Exercise directions → Take the material and output all of it exactly.

Recorded information →
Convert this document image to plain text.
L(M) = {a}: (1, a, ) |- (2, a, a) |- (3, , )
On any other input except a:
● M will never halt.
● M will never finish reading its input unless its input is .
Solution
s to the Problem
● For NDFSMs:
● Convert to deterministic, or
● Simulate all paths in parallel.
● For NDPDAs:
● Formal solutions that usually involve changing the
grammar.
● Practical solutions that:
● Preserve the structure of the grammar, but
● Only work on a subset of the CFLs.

The completed task →
Convert this document image to plain text.
L(M) = {a}: (1, a, ) |- (2, a, a) |- (3, , )
On any other input except a:
● M will never halt.
● M will never finish reading its input unless its input is .
Solution
s to the Problem
● For NDFSMs:
● Convert to deterministic, or
● Simulate all paths in parallel.
● For NDPDAs:
● Formal solutions that usually involve changing the
grammar.
● Practical solutions that:
● Preserve the structure of the grammar, but
● Only work on a subset of the CFLs.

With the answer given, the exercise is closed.